◆ **Task**:
Isolate every line in the records below with "data" in it.

◆ **Records provided**:
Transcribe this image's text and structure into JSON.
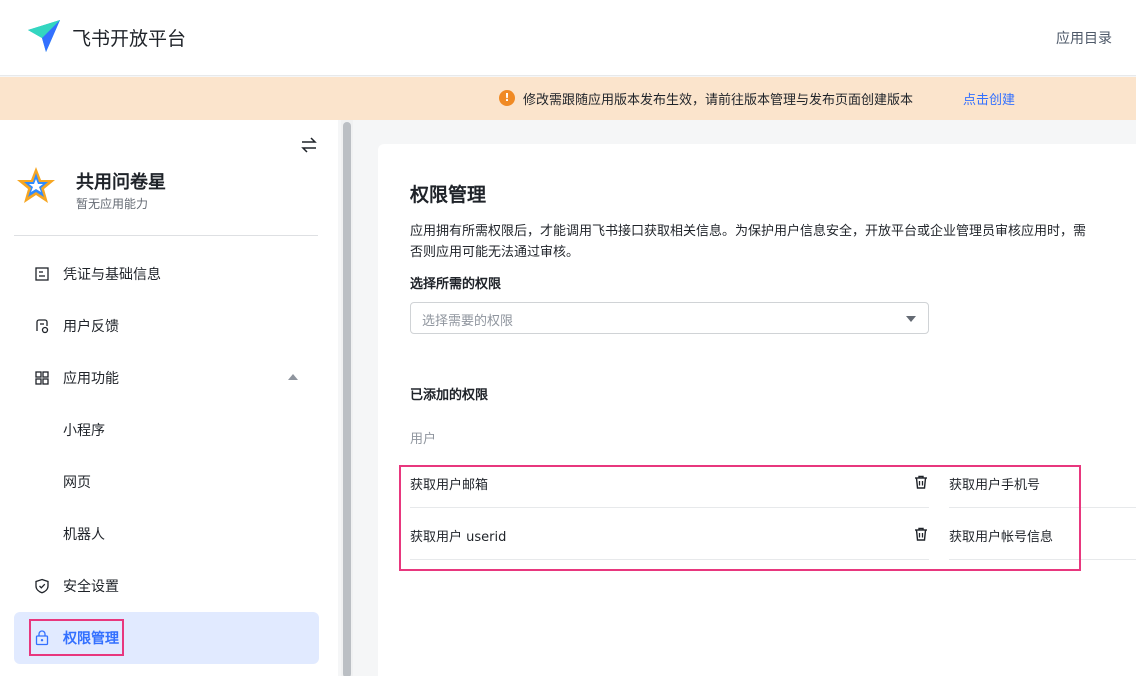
{
  "topbar": {
    "brand": "飞书开放平台",
    "app_directory": "应用目录"
  },
  "notice": {
    "icon": "!",
    "text": "修改需跟随应用版本发布生效，请前往版本管理与发布页面创建版本",
    "link": "点击创建"
  },
  "sidebar": {
    "app_name": "共用问卷星",
    "app_subtitle": "暂无应用能力",
    "items": [
      {
        "label": "凭证与基础信息",
        "icon": "document-icon"
      },
      {
        "label": "用户反馈",
        "icon": "feedback-icon"
      },
      {
        "label": "应用功能",
        "icon": "grid-icon"
      },
      {
        "label": "小程序"
      },
      {
        "label": "网页"
      },
      {
        "label": "机器人"
      },
      {
        "label": "安全设置",
        "icon": "shield-icon"
      },
      {
        "label": "权限管理",
        "icon": "lock-icon",
        "active": true
      }
    ]
  },
  "main": {
    "title": "权限管理",
    "description_line1": "应用拥有所需权限后，才能调用飞书接口获取相关信息。为保护用户信息安全，开放平台或企业管理员审核应用时，需",
    "description_line2": "否则应用可能无法通过审核。",
    "select_label": "选择所需的权限",
    "select_placeholder": "选择需要的权限",
    "added_label": "已添加的权限",
    "group_label": "用户",
    "permissions": [
      {
        "label": "获取用户邮箱"
      },
      {
        "label": "获取用户手机号"
      },
      {
        "label": "获取用户 userid"
      },
      {
        "label": "获取用户帐号信息"
      }
    ]
  },
  "colors": {
    "accent": "#3370ff",
    "highlight": "#e8377e",
    "notice_bg": "#fbe4cc",
    "active_bg": "#e1eaff"
  }
}
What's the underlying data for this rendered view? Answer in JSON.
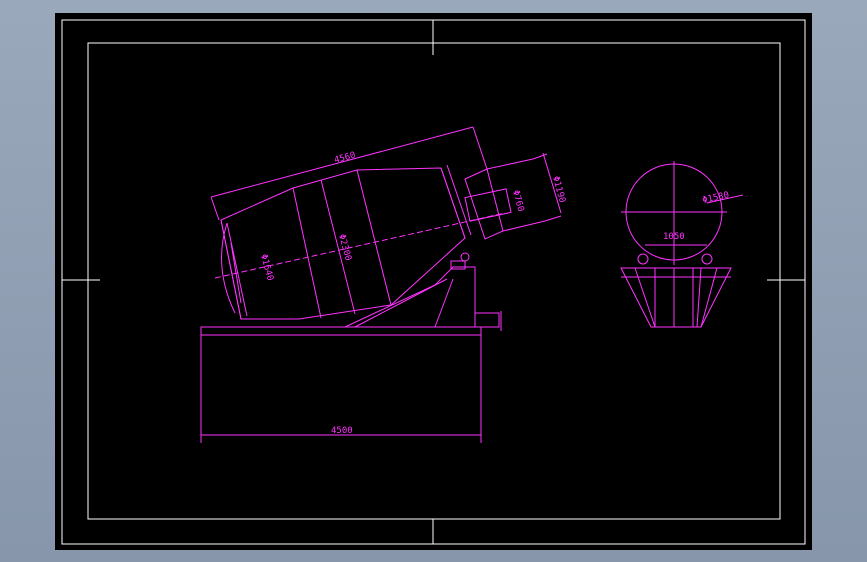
{
  "colors": {
    "background": "#000000",
    "frame": "#ffffff",
    "geometry": "#ff33ff",
    "window": "#8f9db1"
  },
  "dimensions": {
    "drum_length": "4560",
    "drum_mid_diameter": "Φ2300",
    "drum_end_diameter": "Φ1640",
    "outlet_diameter": "Φ760",
    "outlet_flange": "Φ1190",
    "base_length": "4500",
    "end_view_diameter": "Φ1580",
    "support_spacing": "1050"
  }
}
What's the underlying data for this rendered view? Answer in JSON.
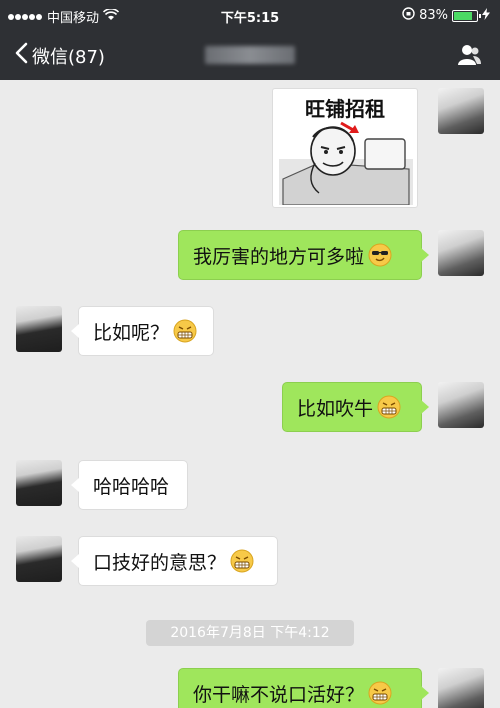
{
  "status_bar": {
    "carrier": "中国移动",
    "time": "下午5:15",
    "battery": "83%",
    "battery_level": 0.83
  },
  "nav": {
    "back_label": "微信(87)",
    "title_hidden": true
  },
  "messages": [
    {
      "side": "out",
      "type": "sticker",
      "text": "旺铺招租"
    },
    {
      "side": "out",
      "type": "text",
      "text": "我厉害的地方可多啦",
      "emoji": "sunglasses"
    },
    {
      "side": "in",
      "type": "text",
      "text": "比如呢？",
      "emoji": "grin"
    },
    {
      "side": "out",
      "type": "text",
      "text": "比如吹牛",
      "emoji": "grin"
    },
    {
      "side": "in",
      "type": "text",
      "text": "哈哈哈哈"
    },
    {
      "side": "in",
      "type": "text",
      "text": "口技好的意思？",
      "emoji": "grin"
    },
    {
      "side": "out",
      "type": "text",
      "text": "你干嘛不说口活好？",
      "emoji": "grin"
    }
  ],
  "timestamp": "2016年7月8日 下午4:12",
  "colors": {
    "header_bg": "#2e3034",
    "outgoing_bubble": "#9fe65c",
    "incoming_bubble": "#ffffff",
    "chat_bg": "#ebebeb"
  }
}
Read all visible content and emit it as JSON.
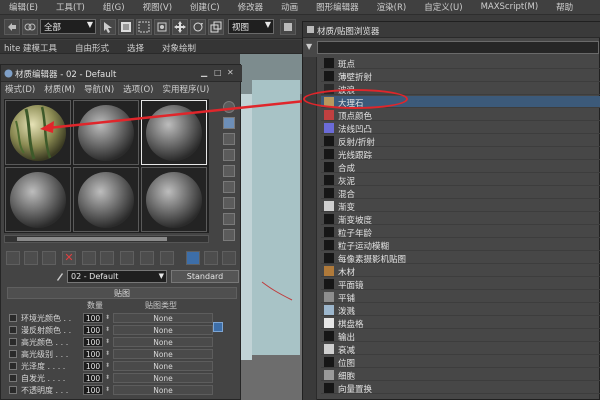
{
  "menubar": {
    "items": [
      "编辑(E)",
      "工具(T)",
      "组(G)",
      "视图(V)",
      "创建(C)",
      "修改器",
      "动画",
      "图形编辑器",
      "渲染(R)",
      "自定义(U)",
      "MAXScript(M)",
      "帮助"
    ]
  },
  "toolbar": {
    "selection_filter": "全部",
    "ref_coord": "视图"
  },
  "ribbon": {
    "tabs": [
      "hite 建模工具",
      "自由形式",
      "选择",
      "对象绘制"
    ]
  },
  "material_editor": {
    "title": "材质编辑器 - 02 - Default",
    "menu": [
      "模式(D)",
      "材质(M)",
      "导航(N)",
      "选项(O)",
      "实用程序(U)"
    ],
    "material_name": "02 - Default",
    "material_type": "Standard",
    "maps_rollout": "贴图",
    "maps_columns": {
      "amount": "数量",
      "map_type": "贴图类型"
    },
    "map_rows": [
      {
        "name": "环境光颜色 . .",
        "amount": "100",
        "map": "None"
      },
      {
        "name": "漫反射颜色 . .",
        "amount": "100",
        "map": "None"
      },
      {
        "name": "高光颜色 . . .",
        "amount": "100",
        "map": "None"
      },
      {
        "name": "高光级别 . . .",
        "amount": "100",
        "map": "None"
      },
      {
        "name": "光泽度 . . . .",
        "amount": "100",
        "map": "None"
      },
      {
        "name": "自发光 . . . .",
        "amount": "100",
        "map": "None"
      },
      {
        "name": "不透明度 . . .",
        "amount": "100",
        "map": "None"
      }
    ]
  },
  "browser": {
    "title": "材质/贴图浏览器",
    "items": [
      {
        "label": "斑点",
        "swatch": "#161616"
      },
      {
        "label": "薄壁折射",
        "swatch": "#161616"
      },
      {
        "label": "波浪",
        "swatch": "#2a2a2a"
      },
      {
        "label": "大理石",
        "swatch": "#b8985e"
      },
      {
        "label": "顶点颜色",
        "swatch": "#c04040"
      },
      {
        "label": "法线凹凸",
        "swatch": "#6b6bd8"
      },
      {
        "label": "反射/折射",
        "swatch": "#161616"
      },
      {
        "label": "光线跟踪",
        "swatch": "#161616"
      },
      {
        "label": "合成",
        "swatch": "#161616"
      },
      {
        "label": "灰泥",
        "swatch": "#161616"
      },
      {
        "label": "混合",
        "swatch": "#161616"
      },
      {
        "label": "渐变",
        "swatch": "#d0d0d0"
      },
      {
        "label": "渐变坡度",
        "swatch": "#161616"
      },
      {
        "label": "粒子年龄",
        "swatch": "#161616"
      },
      {
        "label": "粒子运动模糊",
        "swatch": "#161616"
      },
      {
        "label": "每像素摄影机贴图",
        "swatch": "#161616"
      },
      {
        "label": "木材",
        "swatch": "#b07a3a"
      },
      {
        "label": "平面镜",
        "swatch": "#161616"
      },
      {
        "label": "平铺",
        "swatch": "#8d8d8d"
      },
      {
        "label": "泼溅",
        "swatch": "#9cb6cc"
      },
      {
        "label": "棋盘格",
        "swatch": "#e6e6e6"
      },
      {
        "label": "输出",
        "swatch": "#161616"
      },
      {
        "label": "衰减",
        "swatch": "#cfcfcf"
      },
      {
        "label": "位图",
        "swatch": "#161616"
      },
      {
        "label": "细胞",
        "swatch": "#9a9a9a"
      },
      {
        "label": "向量置换",
        "swatch": "#161616"
      }
    ],
    "highlighted_index": 3
  },
  "colors": {
    "annotation": "#e0262b",
    "highlight": "#3c5a7a"
  }
}
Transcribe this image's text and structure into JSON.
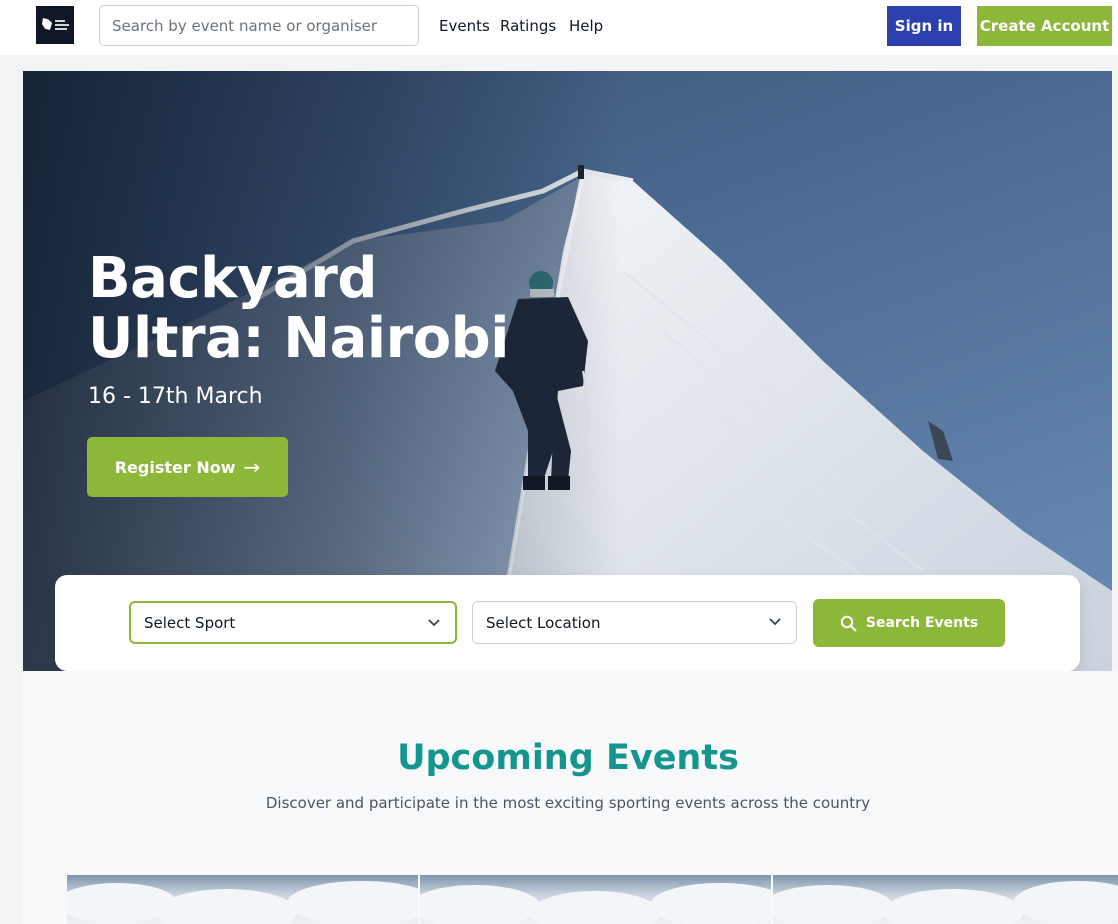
{
  "header": {
    "search_placeholder": "Search by event name or organiser",
    "nav": [
      "Events",
      "Ratings",
      "Help"
    ],
    "sign_in_label": "Sign in",
    "create_account_label": "Create Account"
  },
  "hero": {
    "title": "Backyard Ultra: Nairobi",
    "date": "16 - 17th March",
    "register_label": "Register Now",
    "register_icon": "arrow-right-icon"
  },
  "filters": {
    "sport_placeholder": "Select Sport",
    "location_placeholder": "Select Location",
    "search_button_label": "Search Events",
    "search_icon": "search-icon"
  },
  "upcoming": {
    "title": "Upcoming Events",
    "subtitle": "Discover and participate in the most exciting sporting events across the country"
  },
  "colors": {
    "brand_green": "#8cb739",
    "sign_in_blue": "#2b3fae",
    "heading_teal": "#14958d",
    "logo_dark": "#101828"
  }
}
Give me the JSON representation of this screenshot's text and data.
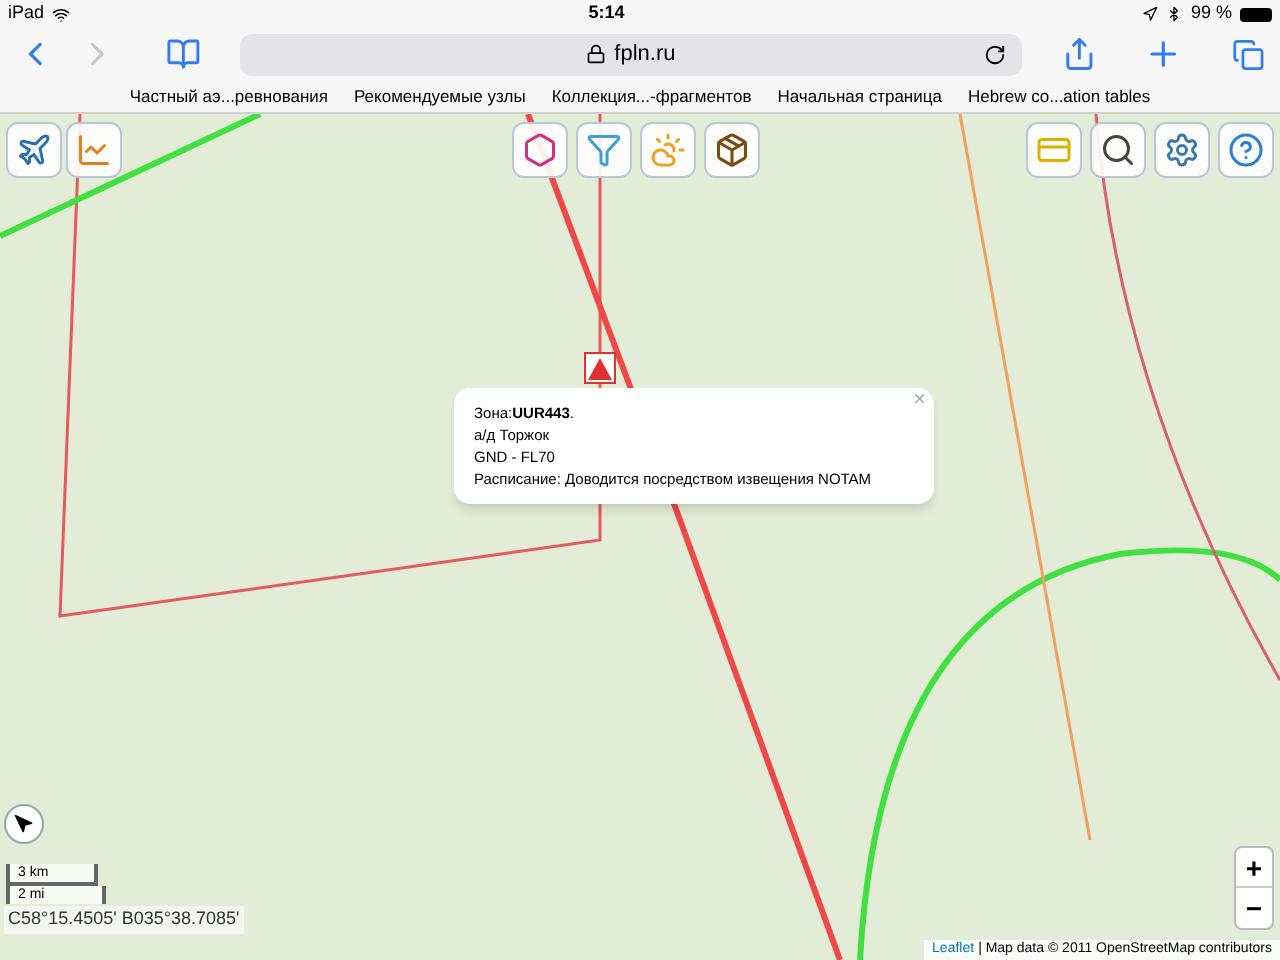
{
  "status_bar": {
    "device": "iPad",
    "time": "5:14",
    "battery": "99 %"
  },
  "browser": {
    "url": "fpln.ru",
    "bookmarks": [
      "Частный аэ...ревнования",
      "Рекомендуемые узлы",
      "Коллекция...-фрагментов",
      "Начальная страница",
      "Hebrew co...ation tables"
    ]
  },
  "popup": {
    "close": "×",
    "lines": [
      "Зона:**UUR443**.",
      "а/д Торжок",
      "GND - FL70",
      "Расписание: Доводится посредством извещения NOTAM"
    ]
  },
  "scale": {
    "metric": "3 km",
    "imperial": "2 mi"
  },
  "coordinates": "С58°15.4505' В035°38.7085'",
  "zoom": {
    "in": "+",
    "out": "−"
  },
  "attribution": {
    "link": "Leaflet",
    "text": "| Map data © 2011 OpenStreetMap contributors"
  }
}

◆ **Problem solution**:
What's the underlying data for this rendered view? Answer in JSON.
What's the underlying data for this rendered view? Answer in JSON.
Give me the JSON representation of this screenshot's text and data.
    "text": "| Map data © 2011 OpenStreetMap contributors"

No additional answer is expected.